Excerpts from a figure dataset —

··········

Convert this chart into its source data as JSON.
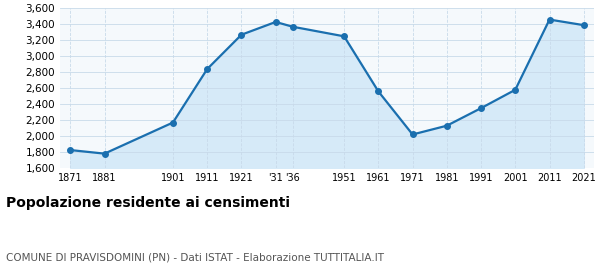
{
  "years": [
    1871,
    1881,
    1901,
    1911,
    1921,
    1931,
    1936,
    1951,
    1961,
    1971,
    1981,
    1991,
    2001,
    2011,
    2021
  ],
  "population": [
    1825,
    1780,
    2170,
    2840,
    3270,
    3430,
    3370,
    3250,
    2560,
    2020,
    2130,
    2350,
    2580,
    3460,
    3390
  ],
  "line_color": "#1a6faf",
  "fill_color": "#d6eaf8",
  "marker_color": "#1a6faf",
  "bg_color": "#f5f9fc",
  "grid_color": "#c8daea",
  "ylim": [
    1600,
    3600
  ],
  "yticks": [
    1600,
    1800,
    2000,
    2200,
    2400,
    2600,
    2800,
    3000,
    3200,
    3400,
    3600
  ],
  "title": "Popolazione residente ai censimenti",
  "subtitle": "COMUNE DI PRAVISDOMINI (PN) - Dati ISTAT - Elaborazione TUTTITALIA.IT",
  "title_fontsize": 10,
  "subtitle_fontsize": 7.5
}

··········

STATED GOAL —
Exact duplication of all the records is required; pictures are omitted from the copy.

RESPONSE TO THIS EXERCISE —
Convert this chart into its source data as JSON.
{
  "years": [
    1871,
    1881,
    1901,
    1911,
    1921,
    1931,
    1936,
    1951,
    1961,
    1971,
    1981,
    1991,
    2001,
    2011,
    2021
  ],
  "population": [
    1825,
    1780,
    2170,
    2840,
    3270,
    3430,
    3370,
    3250,
    2560,
    2020,
    2130,
    2350,
    2580,
    3460,
    3390
  ],
  "line_color": "#1a6faf",
  "fill_color": "#d6eaf8",
  "marker_color": "#1a6faf",
  "bg_color": "#f5f9fc",
  "grid_color": "#c8daea",
  "ylim": [
    1600,
    3600
  ],
  "yticks": [
    1600,
    1800,
    2000,
    2200,
    2400,
    2600,
    2800,
    3000,
    3200,
    3400,
    3600
  ],
  "title": "Popolazione residente ai censimenti",
  "subtitle": "COMUNE DI PRAVISDOMINI (PN) - Dati ISTAT - Elaborazione TUTTITALIA.IT",
  "title_fontsize": 10,
  "subtitle_fontsize": 7.5
}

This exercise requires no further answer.